> [Exercise details]
Transcribe everything in the data word for word. Pictures are left out.

> [Information supplied]
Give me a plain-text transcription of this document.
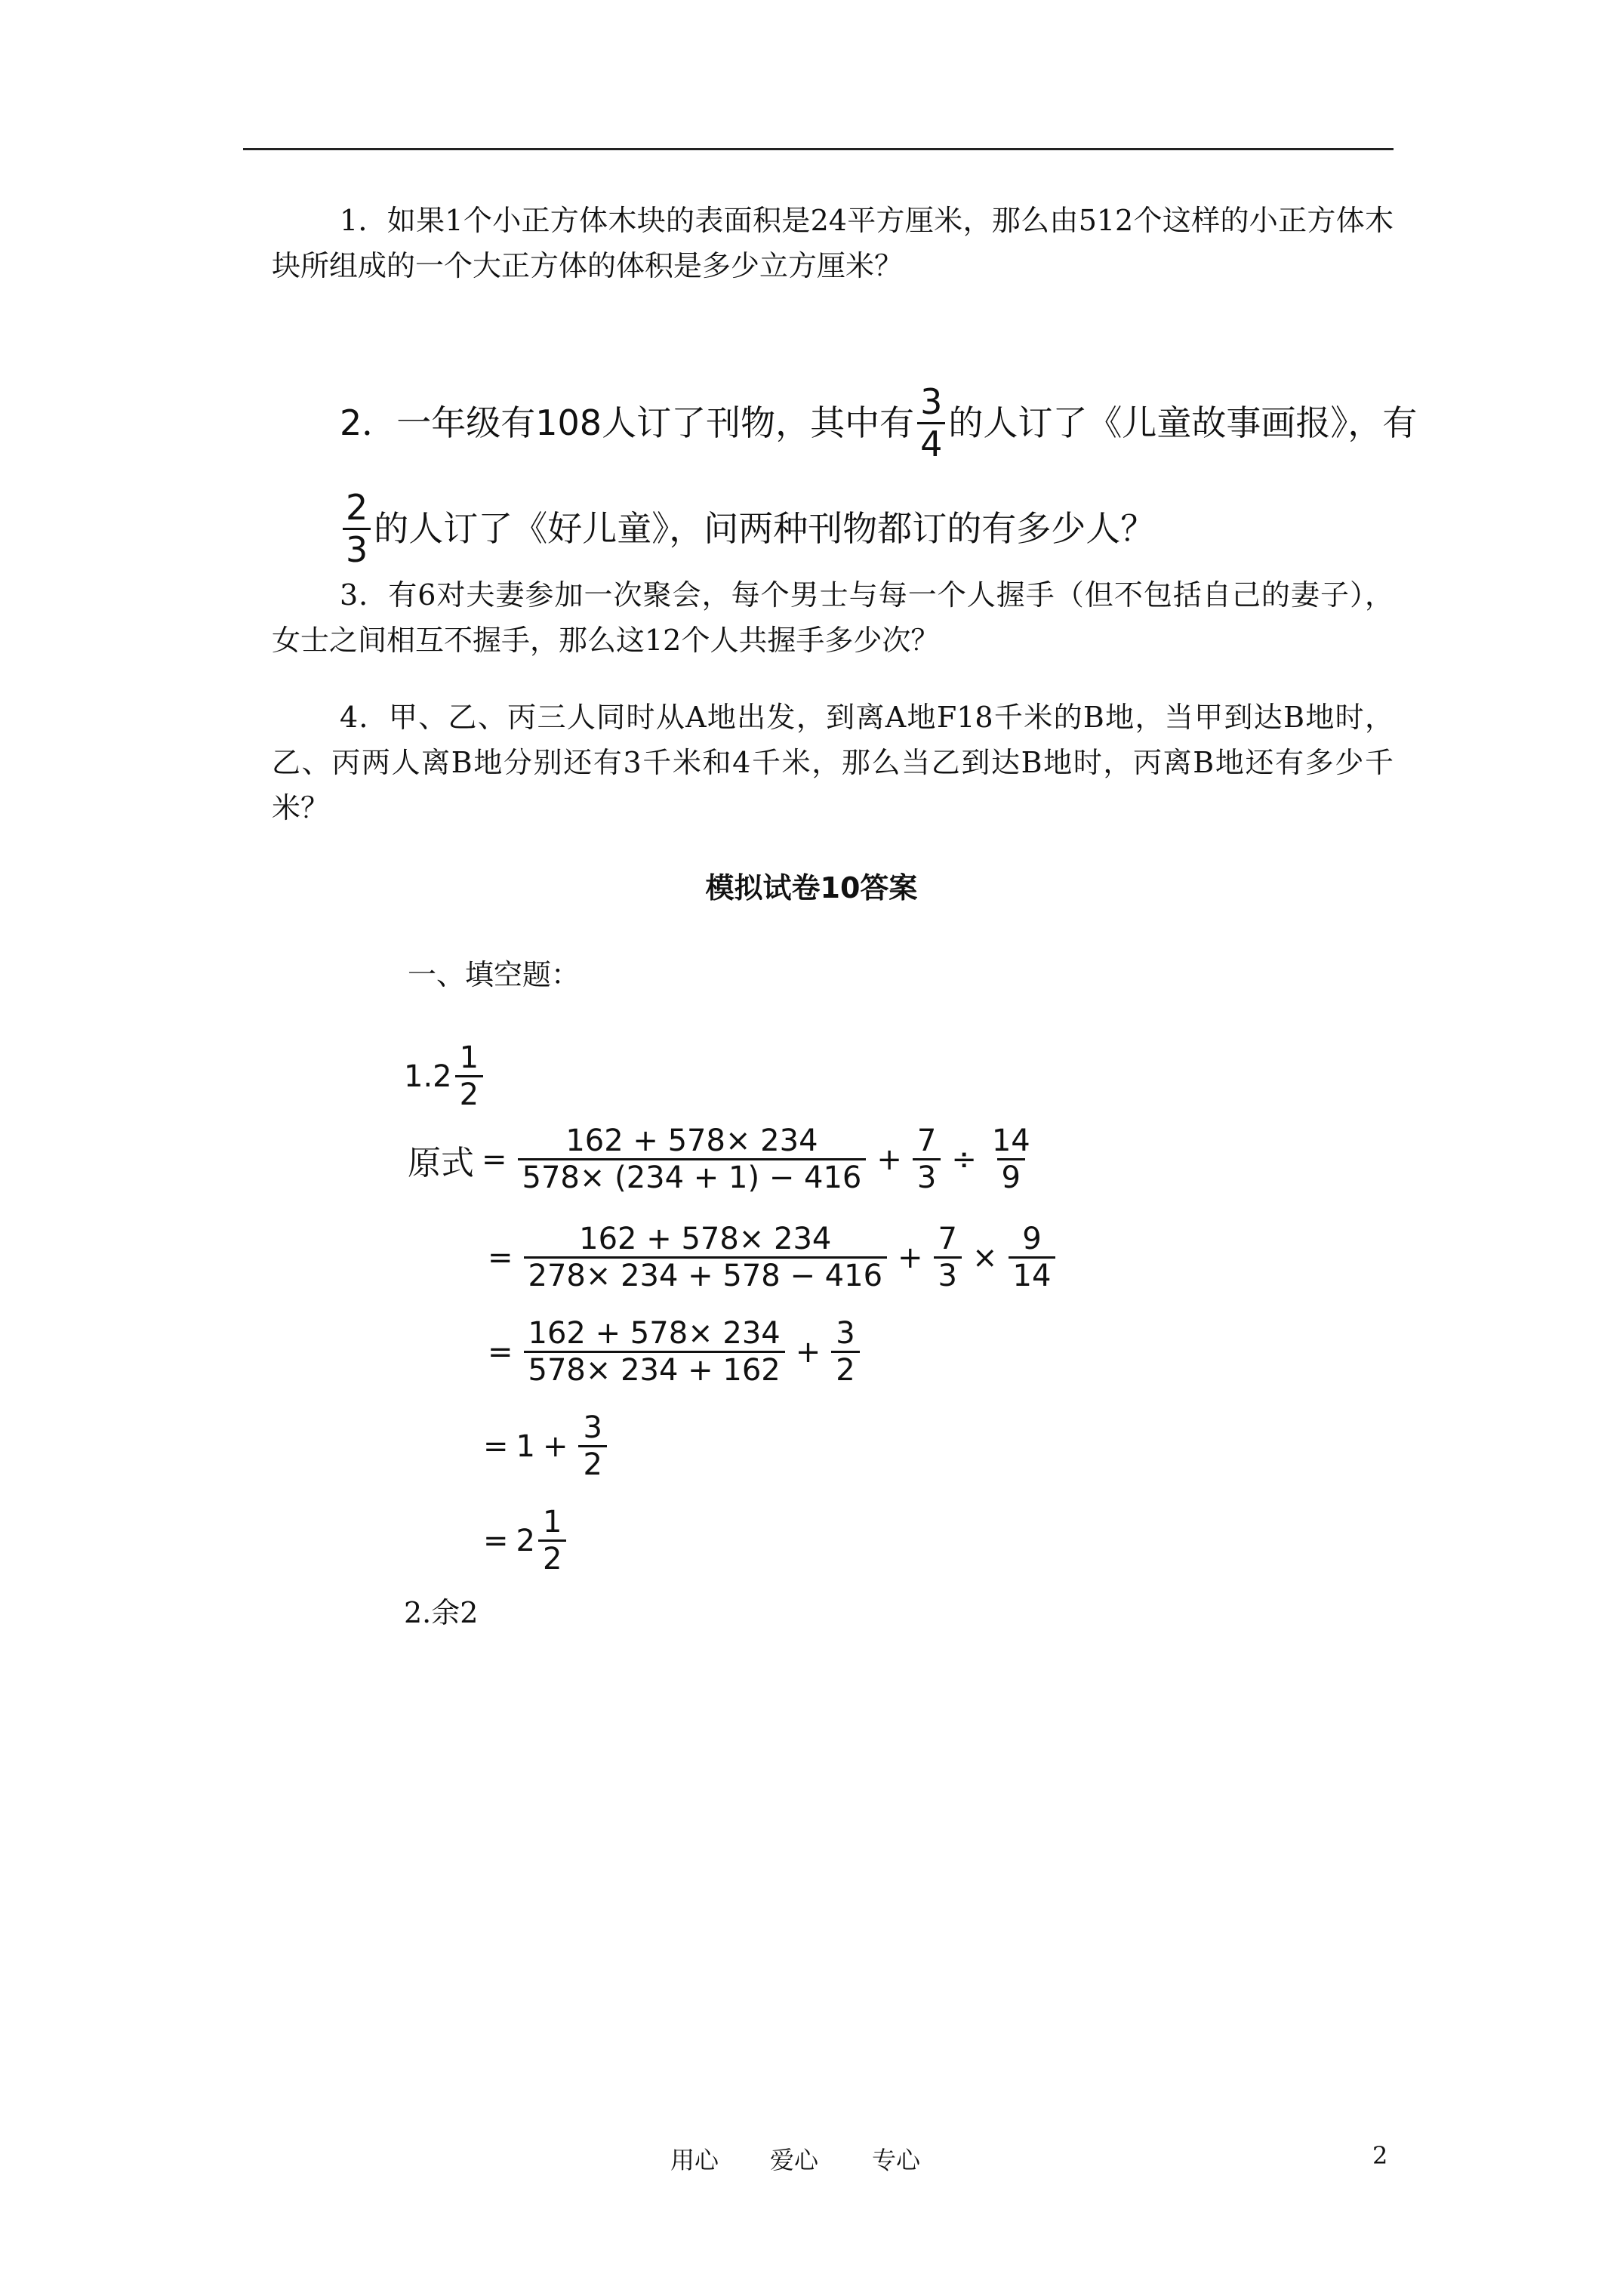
1．如果1个小正方体木块的表面积是24平方厘米，那么由512个这样的小正方体木块所组成的一个大正方体的体积是多少立方厘米？
2．一年级有108人订了刊物，其中有 $\frac{3}{4}$ 的人订了《儿童故事画报》，有
$\frac{2}{3}$ 的人订了《好儿童》，问两种刊物都订的有多少人？
3．有6对夫妻参加一次聚会，每个男士与每一个人握手（但不包括自己的妻子），女士之间相互不握手，那么这12个人共握手多少次？
4．甲、乙、丙三人同时从A地出发，到离A地F18千米的B地，当甲到达B地时，乙、丙两人离B地分别还有3千米和4千米，那么当乙到达B地时，丙离B地还有多少千米？
模拟试卷10答案
一、填空题：
$1.2 \frac{1}{2}$
原式 = $\frac{162 + 578\times 234}{578\times (234 + 1) - 416} + \frac{7}{3} \div \frac{14}{9}$
= $\frac{162 + 578\times 234}{278\times 234 + 578 - 416} + \frac{7}{3} \times \frac{9}{14}$
= $\frac{162 + 578\times 234}{578\times 234 + 162} + \frac{3}{2}$
= $1 + \frac{3}{2}$
= $2 \frac{1}{2}$
2.余2
用心 爱心 专心	2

> [Expected answer]
Give me a plain-text transcription of this document.
1．如果1个小正方体木块的表面积是24平方厘米，那么由512个这样的小正方体木块所组成的一个大正方体的体积是多少立方厘米？
2．一年级有108人订了刊物，其中有 $\frac{3}{4}$ 的人订了《儿童故事画报》，有
$\frac{2}{3}$ 的人订了《好儿童》，问两种刊物都订的有多少人？
3．有6对夫妻参加一次聚会，每个男士与每一个人握手（但不包括自己的妻子），女士之间相互不握手，那么这12个人共握手多少次？
4．甲、乙、丙三人同时从A地出发，到离A地F18千米的B地，当甲到达B地时，乙、丙两人离B地分别还有3千米和4千米，那么当乙到达B地时，丙离B地还有多少千米？
模拟试卷10答案
一、填空题：
$1.2 \frac{1}{2}$
原式 = $\frac{162 + 578\times 234}{578\times (234 + 1) - 416} + \frac{7}{3} \div \frac{14}{9}$
= $\frac{162 + 578\times 234}{278\times 234 + 578 - 416} + \frac{7}{3} \times \frac{9}{14}$
= $\frac{162 + 578\times 234}{578\times 234 + 162} + \frac{3}{2}$
= $1 + \frac{3}{2}$
= $2 \frac{1}{2}$
2.余2
用心 爱心 专心	2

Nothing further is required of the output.